— begin —
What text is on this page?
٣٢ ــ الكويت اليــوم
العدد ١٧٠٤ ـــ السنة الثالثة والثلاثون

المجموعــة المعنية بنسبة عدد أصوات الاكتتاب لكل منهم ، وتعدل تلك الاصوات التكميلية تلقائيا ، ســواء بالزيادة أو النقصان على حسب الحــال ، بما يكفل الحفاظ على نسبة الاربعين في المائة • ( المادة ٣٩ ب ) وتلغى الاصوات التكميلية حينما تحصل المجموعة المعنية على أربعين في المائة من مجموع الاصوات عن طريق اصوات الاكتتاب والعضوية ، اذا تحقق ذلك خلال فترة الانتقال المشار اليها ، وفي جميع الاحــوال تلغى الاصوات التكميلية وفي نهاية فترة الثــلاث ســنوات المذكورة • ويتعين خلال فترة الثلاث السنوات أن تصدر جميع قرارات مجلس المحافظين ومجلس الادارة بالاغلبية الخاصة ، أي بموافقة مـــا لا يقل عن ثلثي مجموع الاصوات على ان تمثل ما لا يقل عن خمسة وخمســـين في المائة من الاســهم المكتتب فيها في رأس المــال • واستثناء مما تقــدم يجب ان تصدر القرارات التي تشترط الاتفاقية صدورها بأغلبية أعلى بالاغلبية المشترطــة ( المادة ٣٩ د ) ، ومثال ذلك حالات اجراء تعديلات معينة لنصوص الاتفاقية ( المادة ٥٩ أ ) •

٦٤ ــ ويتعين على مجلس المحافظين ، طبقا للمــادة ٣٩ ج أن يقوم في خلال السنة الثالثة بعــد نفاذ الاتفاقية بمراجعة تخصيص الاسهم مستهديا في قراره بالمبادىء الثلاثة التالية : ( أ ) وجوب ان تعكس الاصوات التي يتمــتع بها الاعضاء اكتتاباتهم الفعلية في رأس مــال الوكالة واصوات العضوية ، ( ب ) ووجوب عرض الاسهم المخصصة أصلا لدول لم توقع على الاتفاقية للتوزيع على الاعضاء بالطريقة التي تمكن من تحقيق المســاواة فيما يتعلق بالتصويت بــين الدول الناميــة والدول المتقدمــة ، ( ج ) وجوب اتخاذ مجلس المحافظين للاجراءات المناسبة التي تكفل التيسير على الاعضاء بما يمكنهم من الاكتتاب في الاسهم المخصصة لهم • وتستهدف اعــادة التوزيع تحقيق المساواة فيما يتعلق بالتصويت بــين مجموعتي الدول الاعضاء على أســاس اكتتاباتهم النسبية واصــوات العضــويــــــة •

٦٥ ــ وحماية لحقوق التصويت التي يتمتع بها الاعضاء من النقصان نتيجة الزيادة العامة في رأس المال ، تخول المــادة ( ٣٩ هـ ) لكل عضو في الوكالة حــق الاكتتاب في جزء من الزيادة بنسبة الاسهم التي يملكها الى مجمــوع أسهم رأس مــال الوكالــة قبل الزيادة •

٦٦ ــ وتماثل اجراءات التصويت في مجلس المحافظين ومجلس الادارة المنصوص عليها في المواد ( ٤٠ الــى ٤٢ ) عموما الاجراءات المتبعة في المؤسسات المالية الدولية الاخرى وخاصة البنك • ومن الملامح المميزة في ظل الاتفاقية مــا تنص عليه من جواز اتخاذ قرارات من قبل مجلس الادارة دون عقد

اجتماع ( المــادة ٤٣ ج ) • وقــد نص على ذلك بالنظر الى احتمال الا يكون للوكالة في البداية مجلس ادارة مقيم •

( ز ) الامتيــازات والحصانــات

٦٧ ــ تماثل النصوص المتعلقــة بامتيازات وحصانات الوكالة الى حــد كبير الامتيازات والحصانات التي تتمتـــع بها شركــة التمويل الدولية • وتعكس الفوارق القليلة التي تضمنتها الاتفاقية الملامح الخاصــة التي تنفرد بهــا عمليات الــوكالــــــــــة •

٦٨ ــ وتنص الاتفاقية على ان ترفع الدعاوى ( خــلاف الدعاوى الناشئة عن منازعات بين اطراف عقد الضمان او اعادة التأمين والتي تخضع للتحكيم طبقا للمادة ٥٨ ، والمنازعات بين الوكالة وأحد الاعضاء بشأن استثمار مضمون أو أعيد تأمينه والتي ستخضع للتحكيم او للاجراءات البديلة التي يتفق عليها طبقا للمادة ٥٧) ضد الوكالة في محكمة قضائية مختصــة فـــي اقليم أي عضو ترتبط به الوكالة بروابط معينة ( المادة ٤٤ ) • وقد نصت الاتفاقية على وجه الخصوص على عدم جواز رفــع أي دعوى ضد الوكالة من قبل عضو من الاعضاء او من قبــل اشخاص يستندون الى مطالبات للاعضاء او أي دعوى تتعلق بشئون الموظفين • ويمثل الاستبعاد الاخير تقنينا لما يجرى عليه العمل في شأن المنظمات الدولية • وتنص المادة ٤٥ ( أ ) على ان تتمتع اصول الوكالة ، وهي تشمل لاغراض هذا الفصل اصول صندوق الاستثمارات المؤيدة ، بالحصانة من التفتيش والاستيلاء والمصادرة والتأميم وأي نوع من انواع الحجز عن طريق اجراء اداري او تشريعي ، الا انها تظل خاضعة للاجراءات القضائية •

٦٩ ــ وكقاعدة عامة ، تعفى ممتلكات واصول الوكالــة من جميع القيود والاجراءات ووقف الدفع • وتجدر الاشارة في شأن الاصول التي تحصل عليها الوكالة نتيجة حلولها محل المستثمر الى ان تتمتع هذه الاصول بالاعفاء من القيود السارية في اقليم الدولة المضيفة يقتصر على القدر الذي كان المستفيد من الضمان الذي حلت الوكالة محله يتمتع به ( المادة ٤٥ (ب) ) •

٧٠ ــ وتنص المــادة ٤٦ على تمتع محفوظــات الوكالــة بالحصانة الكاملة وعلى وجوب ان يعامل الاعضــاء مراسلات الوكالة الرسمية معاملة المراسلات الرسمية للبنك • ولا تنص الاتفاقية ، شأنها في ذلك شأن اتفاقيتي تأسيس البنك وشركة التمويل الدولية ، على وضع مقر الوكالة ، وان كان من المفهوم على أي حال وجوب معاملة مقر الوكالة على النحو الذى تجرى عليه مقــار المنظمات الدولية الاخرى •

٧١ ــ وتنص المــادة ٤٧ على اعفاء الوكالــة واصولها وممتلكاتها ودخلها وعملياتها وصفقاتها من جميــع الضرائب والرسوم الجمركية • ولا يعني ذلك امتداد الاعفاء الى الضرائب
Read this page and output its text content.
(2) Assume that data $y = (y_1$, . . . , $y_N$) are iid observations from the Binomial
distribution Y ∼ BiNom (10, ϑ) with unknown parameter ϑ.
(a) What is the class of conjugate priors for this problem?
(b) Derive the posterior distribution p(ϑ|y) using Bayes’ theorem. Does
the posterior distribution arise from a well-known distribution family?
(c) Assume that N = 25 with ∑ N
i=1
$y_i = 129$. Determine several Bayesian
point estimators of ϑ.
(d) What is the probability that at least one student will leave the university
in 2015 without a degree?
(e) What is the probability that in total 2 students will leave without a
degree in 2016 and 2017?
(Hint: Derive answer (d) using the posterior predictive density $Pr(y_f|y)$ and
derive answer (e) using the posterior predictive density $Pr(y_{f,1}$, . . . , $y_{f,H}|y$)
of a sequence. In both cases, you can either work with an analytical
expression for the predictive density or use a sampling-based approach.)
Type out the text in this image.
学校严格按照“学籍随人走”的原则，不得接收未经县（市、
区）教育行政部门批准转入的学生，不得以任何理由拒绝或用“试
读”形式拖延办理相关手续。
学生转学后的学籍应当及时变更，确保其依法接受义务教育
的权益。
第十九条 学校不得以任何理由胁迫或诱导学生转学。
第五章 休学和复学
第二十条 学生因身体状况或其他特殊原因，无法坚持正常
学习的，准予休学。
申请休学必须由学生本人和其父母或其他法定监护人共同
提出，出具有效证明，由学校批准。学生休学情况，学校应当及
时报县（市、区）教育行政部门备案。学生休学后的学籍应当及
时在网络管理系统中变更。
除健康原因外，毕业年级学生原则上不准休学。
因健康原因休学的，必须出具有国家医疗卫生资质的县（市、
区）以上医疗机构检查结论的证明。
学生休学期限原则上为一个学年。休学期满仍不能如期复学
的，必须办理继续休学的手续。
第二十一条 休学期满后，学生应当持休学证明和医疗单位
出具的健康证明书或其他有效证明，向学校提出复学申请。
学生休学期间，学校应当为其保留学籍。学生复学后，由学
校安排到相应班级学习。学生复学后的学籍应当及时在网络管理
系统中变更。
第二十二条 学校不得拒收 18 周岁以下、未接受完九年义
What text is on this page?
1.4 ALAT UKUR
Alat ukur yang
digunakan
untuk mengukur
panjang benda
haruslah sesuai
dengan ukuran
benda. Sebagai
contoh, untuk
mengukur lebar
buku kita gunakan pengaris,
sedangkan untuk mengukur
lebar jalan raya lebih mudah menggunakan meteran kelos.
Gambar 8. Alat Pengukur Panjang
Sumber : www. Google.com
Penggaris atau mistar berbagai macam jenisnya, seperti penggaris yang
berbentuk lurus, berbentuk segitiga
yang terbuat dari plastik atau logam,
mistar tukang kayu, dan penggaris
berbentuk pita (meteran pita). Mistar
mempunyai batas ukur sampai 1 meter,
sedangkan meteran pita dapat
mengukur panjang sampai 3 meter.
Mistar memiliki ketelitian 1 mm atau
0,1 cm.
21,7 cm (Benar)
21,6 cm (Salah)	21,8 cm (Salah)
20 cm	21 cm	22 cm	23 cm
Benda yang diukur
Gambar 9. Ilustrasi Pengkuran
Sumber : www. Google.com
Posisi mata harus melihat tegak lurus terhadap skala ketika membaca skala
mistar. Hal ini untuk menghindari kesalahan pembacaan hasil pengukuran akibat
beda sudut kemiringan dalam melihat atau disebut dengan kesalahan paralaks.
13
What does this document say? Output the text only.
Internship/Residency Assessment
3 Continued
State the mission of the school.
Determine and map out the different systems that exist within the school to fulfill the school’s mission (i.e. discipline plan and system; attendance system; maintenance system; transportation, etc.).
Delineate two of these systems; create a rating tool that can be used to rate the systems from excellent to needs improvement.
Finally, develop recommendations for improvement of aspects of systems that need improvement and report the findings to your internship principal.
— end —
The problem:
Find how many lines of the listing include the string "sedangkan" and give that number, nothing else.

Answer for this exercise:
2